Every line holding the string "arrow" should be gathered.

---------- RECORDS SHOWN ----------

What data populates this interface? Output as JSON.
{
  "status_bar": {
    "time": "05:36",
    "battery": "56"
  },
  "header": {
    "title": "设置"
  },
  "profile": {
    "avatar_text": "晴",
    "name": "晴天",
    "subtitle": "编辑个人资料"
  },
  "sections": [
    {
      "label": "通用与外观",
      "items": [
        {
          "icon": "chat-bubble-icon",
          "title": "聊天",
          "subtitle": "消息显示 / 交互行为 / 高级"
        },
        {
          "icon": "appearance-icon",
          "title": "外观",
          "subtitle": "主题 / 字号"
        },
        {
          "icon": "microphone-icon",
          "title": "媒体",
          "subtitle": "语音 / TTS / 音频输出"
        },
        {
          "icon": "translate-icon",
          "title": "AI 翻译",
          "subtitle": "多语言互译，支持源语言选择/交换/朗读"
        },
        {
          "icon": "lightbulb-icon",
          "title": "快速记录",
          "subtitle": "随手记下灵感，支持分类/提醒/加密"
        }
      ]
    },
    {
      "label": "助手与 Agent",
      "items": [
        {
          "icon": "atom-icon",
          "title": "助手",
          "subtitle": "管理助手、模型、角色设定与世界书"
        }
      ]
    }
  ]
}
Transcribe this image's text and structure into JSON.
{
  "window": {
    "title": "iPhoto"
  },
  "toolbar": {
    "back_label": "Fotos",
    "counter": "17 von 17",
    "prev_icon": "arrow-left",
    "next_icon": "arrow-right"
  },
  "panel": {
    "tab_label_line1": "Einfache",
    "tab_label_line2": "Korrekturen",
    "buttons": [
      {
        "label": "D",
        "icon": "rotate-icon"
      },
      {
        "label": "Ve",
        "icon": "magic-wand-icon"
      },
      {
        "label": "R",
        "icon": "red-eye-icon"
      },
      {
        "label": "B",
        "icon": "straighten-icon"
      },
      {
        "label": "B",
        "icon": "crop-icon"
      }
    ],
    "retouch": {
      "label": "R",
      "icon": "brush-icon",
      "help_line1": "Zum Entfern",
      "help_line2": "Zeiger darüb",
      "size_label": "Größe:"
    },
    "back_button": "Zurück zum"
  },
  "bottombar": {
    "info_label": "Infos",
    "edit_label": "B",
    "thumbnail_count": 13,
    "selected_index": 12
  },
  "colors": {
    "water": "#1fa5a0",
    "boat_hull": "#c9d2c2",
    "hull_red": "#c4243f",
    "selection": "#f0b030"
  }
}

----------

OUTPUT OF THE EXERCISE =>
    "prev_icon": "arrow-left",
    "next_icon": "arrow-right"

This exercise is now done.